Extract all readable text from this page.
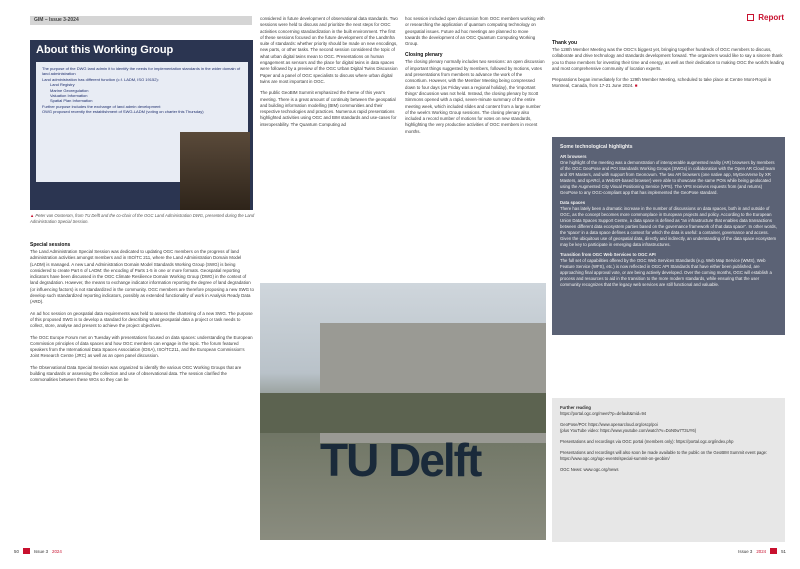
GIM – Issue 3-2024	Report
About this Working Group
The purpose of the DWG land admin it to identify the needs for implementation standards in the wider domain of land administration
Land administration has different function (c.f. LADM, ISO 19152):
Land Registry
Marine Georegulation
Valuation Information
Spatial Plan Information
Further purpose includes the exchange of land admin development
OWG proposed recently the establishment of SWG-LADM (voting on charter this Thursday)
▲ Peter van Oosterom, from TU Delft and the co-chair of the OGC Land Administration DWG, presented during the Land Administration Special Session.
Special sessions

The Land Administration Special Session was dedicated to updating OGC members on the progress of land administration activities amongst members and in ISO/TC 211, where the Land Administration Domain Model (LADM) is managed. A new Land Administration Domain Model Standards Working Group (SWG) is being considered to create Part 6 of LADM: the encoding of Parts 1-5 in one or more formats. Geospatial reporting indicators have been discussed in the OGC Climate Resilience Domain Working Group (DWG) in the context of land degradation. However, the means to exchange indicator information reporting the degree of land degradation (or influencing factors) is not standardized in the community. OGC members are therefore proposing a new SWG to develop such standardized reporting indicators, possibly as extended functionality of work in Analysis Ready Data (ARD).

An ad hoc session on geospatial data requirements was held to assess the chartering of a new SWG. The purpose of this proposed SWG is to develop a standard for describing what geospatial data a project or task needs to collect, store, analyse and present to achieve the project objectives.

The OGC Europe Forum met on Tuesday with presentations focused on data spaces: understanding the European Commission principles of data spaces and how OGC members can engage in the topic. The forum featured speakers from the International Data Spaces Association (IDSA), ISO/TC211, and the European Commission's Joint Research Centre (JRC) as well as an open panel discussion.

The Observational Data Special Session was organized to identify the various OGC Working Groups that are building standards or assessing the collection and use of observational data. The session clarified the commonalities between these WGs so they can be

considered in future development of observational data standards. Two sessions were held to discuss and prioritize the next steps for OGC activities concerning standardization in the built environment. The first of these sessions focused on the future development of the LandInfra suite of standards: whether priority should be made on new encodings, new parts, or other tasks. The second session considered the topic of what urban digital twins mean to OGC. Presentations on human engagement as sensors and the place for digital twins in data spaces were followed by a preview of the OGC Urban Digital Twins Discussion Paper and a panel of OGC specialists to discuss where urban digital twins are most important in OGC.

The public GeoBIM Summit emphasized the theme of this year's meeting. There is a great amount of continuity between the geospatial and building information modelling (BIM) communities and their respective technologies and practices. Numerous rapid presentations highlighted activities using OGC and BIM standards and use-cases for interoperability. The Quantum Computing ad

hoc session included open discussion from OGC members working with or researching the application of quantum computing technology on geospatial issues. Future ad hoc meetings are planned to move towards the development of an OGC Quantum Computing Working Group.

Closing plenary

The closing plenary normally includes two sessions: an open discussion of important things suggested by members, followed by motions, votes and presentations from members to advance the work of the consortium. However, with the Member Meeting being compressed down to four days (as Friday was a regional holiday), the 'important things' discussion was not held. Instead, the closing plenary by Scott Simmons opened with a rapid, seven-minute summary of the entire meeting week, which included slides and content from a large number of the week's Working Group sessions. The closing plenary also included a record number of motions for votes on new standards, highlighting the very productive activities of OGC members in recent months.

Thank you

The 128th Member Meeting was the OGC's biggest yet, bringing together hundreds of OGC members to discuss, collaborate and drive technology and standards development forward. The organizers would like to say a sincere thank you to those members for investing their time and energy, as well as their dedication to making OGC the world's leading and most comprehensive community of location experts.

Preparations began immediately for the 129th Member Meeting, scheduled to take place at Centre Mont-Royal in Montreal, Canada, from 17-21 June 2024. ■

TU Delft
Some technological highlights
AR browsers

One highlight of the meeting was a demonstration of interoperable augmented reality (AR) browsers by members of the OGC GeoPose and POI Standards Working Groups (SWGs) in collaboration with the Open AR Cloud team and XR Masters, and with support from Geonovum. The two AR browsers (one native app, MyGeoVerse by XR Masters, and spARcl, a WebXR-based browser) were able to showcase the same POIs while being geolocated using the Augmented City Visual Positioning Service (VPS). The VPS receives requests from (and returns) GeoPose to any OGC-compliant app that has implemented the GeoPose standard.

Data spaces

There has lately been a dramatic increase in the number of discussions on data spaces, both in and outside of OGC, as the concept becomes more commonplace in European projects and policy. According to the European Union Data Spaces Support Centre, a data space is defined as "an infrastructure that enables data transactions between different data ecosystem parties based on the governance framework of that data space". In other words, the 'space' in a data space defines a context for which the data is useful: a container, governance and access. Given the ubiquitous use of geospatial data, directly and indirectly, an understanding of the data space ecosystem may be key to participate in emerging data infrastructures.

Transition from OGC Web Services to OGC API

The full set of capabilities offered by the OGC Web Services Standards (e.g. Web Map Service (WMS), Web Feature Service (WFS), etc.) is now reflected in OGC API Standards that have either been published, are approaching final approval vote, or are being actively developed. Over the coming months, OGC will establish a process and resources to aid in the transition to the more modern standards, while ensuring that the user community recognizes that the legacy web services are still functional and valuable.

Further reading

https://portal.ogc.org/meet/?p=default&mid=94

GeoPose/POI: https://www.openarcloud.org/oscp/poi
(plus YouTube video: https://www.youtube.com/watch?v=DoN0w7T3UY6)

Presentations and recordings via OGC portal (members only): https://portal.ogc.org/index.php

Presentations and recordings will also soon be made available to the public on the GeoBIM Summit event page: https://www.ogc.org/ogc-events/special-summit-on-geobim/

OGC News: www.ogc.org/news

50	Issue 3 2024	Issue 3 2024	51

---

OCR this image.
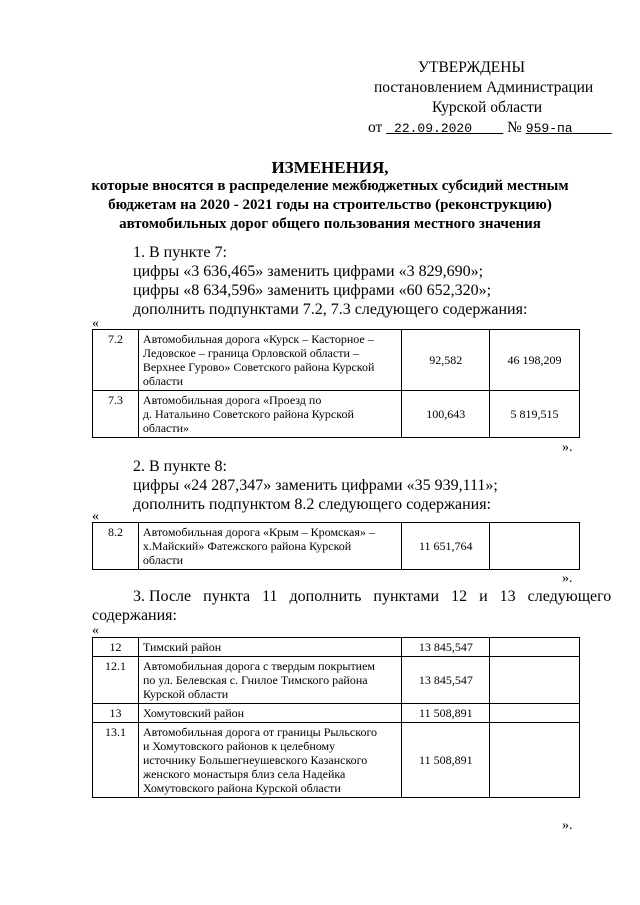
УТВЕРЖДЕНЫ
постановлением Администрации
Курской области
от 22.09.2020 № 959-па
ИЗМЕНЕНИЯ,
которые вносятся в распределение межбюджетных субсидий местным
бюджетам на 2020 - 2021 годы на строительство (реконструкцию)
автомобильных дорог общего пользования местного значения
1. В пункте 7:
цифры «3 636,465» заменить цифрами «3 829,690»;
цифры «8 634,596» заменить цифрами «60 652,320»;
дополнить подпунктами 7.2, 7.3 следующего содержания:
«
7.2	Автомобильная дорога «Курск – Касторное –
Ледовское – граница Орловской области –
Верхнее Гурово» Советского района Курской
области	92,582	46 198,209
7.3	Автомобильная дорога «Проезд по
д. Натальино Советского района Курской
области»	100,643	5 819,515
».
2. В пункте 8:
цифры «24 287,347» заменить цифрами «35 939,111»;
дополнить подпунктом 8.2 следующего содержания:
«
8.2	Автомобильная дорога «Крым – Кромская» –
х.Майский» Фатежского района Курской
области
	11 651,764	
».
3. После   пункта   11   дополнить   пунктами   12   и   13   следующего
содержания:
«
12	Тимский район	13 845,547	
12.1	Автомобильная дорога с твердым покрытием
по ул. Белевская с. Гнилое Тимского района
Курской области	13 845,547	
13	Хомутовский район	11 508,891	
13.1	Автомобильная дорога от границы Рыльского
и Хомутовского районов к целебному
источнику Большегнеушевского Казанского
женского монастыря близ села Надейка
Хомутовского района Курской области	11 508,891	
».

(WHAT TO PRODUCE)
Where a line contains the string "Delft", extract that line.

(WRITTEN RESPONSE)
▲ Peter van Oosterom, from TU Delft and the co-chair of the OGC Land Administration DWG, presented during the Land Administration Special Session.
TU Delft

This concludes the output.